● **TASK GOAL**
Write out the records again, exactly, leaving none out.
^^^^
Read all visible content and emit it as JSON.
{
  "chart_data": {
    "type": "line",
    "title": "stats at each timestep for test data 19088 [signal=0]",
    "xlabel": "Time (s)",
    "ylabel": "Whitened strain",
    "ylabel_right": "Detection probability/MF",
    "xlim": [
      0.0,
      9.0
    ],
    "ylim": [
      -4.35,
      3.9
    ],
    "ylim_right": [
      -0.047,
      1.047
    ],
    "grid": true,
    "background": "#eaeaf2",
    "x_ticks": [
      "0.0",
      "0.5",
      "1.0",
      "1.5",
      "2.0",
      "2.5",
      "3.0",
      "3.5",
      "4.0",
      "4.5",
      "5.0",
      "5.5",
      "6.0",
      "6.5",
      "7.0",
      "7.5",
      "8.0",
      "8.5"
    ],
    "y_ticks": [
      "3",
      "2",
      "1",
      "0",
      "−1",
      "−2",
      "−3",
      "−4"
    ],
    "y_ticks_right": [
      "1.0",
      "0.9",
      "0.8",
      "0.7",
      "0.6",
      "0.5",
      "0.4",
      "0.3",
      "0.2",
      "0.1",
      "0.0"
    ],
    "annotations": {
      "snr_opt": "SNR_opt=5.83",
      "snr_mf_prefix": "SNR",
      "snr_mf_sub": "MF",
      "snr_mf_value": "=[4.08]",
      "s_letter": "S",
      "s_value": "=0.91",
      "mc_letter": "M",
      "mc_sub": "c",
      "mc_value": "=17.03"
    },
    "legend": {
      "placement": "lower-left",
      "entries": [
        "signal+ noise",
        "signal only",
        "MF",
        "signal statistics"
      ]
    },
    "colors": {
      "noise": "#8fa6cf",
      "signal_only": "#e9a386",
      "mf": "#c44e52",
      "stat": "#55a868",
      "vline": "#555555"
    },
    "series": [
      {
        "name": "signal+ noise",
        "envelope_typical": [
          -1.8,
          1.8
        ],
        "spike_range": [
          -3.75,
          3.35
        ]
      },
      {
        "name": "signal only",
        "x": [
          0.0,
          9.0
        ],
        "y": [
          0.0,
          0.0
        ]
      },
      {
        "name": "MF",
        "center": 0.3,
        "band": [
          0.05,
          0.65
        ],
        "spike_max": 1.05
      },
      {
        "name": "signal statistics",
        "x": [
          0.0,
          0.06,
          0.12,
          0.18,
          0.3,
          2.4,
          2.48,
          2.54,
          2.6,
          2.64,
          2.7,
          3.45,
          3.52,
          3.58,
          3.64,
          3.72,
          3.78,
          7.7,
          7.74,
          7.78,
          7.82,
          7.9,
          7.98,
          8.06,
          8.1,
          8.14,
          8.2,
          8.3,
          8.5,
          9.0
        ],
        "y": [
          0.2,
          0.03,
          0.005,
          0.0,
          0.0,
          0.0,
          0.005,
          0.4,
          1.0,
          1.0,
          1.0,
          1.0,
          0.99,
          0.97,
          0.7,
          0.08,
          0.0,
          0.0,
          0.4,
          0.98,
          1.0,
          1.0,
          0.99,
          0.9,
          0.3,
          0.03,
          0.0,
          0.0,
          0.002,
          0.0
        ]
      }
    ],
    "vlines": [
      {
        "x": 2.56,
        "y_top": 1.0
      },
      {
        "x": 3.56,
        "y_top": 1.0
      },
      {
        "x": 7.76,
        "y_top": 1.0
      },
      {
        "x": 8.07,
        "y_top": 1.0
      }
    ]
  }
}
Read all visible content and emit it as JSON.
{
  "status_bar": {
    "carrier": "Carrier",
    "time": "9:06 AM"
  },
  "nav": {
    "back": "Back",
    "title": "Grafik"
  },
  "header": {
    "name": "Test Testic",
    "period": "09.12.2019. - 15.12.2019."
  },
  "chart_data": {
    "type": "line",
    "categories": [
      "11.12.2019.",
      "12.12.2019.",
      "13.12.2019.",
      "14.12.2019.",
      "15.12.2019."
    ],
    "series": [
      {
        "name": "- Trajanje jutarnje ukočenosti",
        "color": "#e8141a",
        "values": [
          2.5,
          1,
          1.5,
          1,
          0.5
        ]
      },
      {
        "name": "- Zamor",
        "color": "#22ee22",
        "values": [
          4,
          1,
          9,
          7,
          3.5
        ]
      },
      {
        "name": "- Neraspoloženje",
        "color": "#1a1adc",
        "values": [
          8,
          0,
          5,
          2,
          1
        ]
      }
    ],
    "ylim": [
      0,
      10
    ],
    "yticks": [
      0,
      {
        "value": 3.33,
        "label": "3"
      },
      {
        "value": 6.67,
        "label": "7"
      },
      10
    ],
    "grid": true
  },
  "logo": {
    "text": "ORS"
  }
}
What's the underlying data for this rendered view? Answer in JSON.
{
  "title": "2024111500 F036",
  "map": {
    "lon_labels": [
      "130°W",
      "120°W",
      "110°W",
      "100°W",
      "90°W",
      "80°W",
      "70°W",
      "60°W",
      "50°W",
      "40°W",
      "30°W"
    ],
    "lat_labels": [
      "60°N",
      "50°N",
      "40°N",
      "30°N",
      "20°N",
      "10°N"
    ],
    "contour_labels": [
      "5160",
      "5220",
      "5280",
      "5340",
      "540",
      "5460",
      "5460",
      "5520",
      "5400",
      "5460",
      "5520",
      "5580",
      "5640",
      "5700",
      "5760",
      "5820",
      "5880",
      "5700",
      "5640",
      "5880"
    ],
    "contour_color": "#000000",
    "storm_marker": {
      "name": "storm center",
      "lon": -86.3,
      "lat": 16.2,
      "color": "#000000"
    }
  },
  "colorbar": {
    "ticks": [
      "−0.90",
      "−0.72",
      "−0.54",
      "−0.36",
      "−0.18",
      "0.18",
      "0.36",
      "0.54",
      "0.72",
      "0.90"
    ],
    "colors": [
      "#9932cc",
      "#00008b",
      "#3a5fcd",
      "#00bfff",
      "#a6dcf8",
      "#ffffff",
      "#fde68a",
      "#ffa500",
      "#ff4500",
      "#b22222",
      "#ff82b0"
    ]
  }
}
^^^^
● **COMPLETE RESPONSE**
Read all visible content and emit it as JSON.
{
  "chart_data": {
    "type": "line",
    "title": "stats at each timestep for test data 19088 [signal=0]",
    "xlabel": "Time (s)",
    "ylabel": "Whitened strain",
    "ylabel_right": "Detection probability/MF",
    "xlim": [
      0.0,
      9.0
    ],
    "ylim": [
      -4.35,
      3.9
    ],
    "ylim_right": [
      -0.047,
      1.047
    ],
    "grid": true,
    "background": "#eaeaf2",
    "x_ticks": [
      "0.0",
      "0.5",
      "1.0",
      "1.5",
      "2.0",
      "2.5",
      "3.0",
      "3.5",
      "4.0",
      "4.5",
      "5.0",
      "5.5",
      "6.0",
      "6.5",
      "7.0",
      "7.5",
      "8.0",
      "8.5"
    ],
    "y_ticks": [
      "3",
      "2",
      "1",
      "0",
      "−1",
      "−2",
      "−3",
      "−4"
    ],
    "y_ticks_right": [
      "1.0",
      "0.9",
      "0.8",
      "0.7",
      "0.6",
      "0.5",
      "0.4",
      "0.3",
      "0.2",
      "0.1",
      "0.0"
    ],
    "annotations": {
      "snr_opt": "SNR_opt=5.83",
      "snr_mf_prefix": "SNR",
      "snr_mf_sub": "MF",
      "snr_mf_value": "=[4.08]",
      "s_letter": "S",
      "s_value": "=0.91",
      "mc_letter": "M",
      "mc_sub": "c",
      "mc_value": "=17.03"
    },
    "legend": {
      "placement": "lower-left",
      "entries": [
        "signal+ noise",
        "signal only",
        "MF",
        "signal statistics"
      ]
    },
    "colors": {
      "noise": "#8fa6cf",
      "signal_only": "#e9a386",
      "mf": "#c44e52",
      "stat": "#55a868",
      "vline": "#555555"
    },
    "series": [
      {
        "name": "signal+ noise",
        "envelope_typical": [
          -1.8,
          1.8
        ],
        "spike_range": [
          -3.75,
          3.35
        ]
      },
      {
        "name": "signal only",
        "x": [
          0.0,
          9.0
        ],
        "y": [
          0.0,
          0.0
        ]
      },
      {
        "name": "MF",
        "center": 0.3,
        "band": [
          0.05,
          0.65
        ],
        "spike_max": 1.05
      },
      {
        "name": "signal statistics",
        "x": [
          0.0,
          0.06,
          0.12,
          0.18,
          0.3,
          2.4,
          2.48,
          2.54,
          2.6,
          2.64,
          2.7,
          3.45,
          3.52,
          3.58,
          3.64,
          3.72,
          3.78,
          7.7,
          7.74,
          7.78,
          7.82,
          7.9,
          7.98,
          8.06,
          8.1,
          8.14,
          8.2,
          8.3,
          8.5,
          9.0
        ],
        "y": [
          0.2,
          0.03,
          0.005,
          0.0,
          0.0,
          0.0,
          0.005,
          0.4,
          1.0,
          1.0,
          1.0,
          1.0,
          0.99,
          0.97,
          0.7,
          0.08,
          0.0,
          0.0,
          0.4,
          0.98,
          1.0,
          1.0,
          0.99,
          0.9,
          0.3,
          0.03,
          0.0,
          0.0,
          0.002,
          0.0
        ]
      }
    ],
    "vlines": [
      {
        "x": 2.56,
        "y_top": 1.0
      },
      {
        "x": 3.56,
        "y_top": 1.0
      },
      {
        "x": 7.76,
        "y_top": 1.0
      },
      {
        "x": 8.07,
        "y_top": 1.0
      }
    ]
  }
}
Read all visible content and emit it as JSON.
{
  "status_bar": {
    "carrier": "Carrier",
    "time": "9:06 AM"
  },
  "nav": {
    "back": "Back",
    "title": "Grafik"
  },
  "header": {
    "name": "Test Testic",
    "period": "09.12.2019. - 15.12.2019."
  },
  "chart_data": {
    "type": "line",
    "categories": [
      "11.12.2019.",
      "12.12.2019.",
      "13.12.2019.",
      "14.12.2019.",
      "15.12.2019."
    ],
    "series": [
      {
        "name": "- Trajanje jutarnje ukočenosti",
        "color": "#e8141a",
        "values": [
          2.5,
          1,
          1.5,
          1,
          0.5
        ]
      },
      {
        "name": "- Zamor",
        "color": "#22ee22",
        "values": [
          4,
          1,
          9,
          7,
          3.5
        ]
      },
      {
        "name": "- Neraspoloženje",
        "color": "#1a1adc",
        "values": [
          8,
          0,
          5,
          2,
          1
        ]
      }
    ],
    "ylim": [
      0,
      10
    ],
    "yticks": [
      0,
      {
        "value": 3.33,
        "label": "3"
      },
      {
        "value": 6.67,
        "label": "7"
      },
      10
    ],
    "grid": true
  },
  "logo": {
    "text": "ORS"
  }
}
What's the underlying data for this rendered view? Answer in JSON.
{
  "title": "2024111500 F036",
  "map": {
    "lon_labels": [
      "130°W",
      "120°W",
      "110°W",
      "100°W",
      "90°W",
      "80°W",
      "70°W",
      "60°W",
      "50°W",
      "40°W",
      "30°W"
    ],
    "lat_labels": [
      "60°N",
      "50°N",
      "40°N",
      "30°N",
      "20°N",
      "10°N"
    ],
    "contour_labels": [
      "5160",
      "5220",
      "5280",
      "5340",
      "540",
      "5460",
      "5460",
      "5520",
      "5400",
      "5460",
      "5520",
      "5580",
      "5640",
      "5700",
      "5760",
      "5820",
      "5880",
      "5700",
      "5640",
      "5880"
    ],
    "contour_color": "#000000",
    "storm_marker": {
      "name": "storm center",
      "lon": -86.3,
      "lat": 16.2,
      "color": "#000000"
    }
  },
  "colorbar": {
    "ticks": [
      "−0.90",
      "−0.72",
      "−0.54",
      "−0.36",
      "−0.18",
      "0.18",
      "0.36",
      "0.54",
      "0.72",
      "0.90"
    ],
    "colors": [
      "#9932cc",
      "#00008b",
      "#3a5fcd",
      "#00bfff",
      "#a6dcf8",
      "#ffffff",
      "#fde68a",
      "#ffa500",
      "#ff4500",
      "#b22222",
      "#ff82b0"
    ]
  }
}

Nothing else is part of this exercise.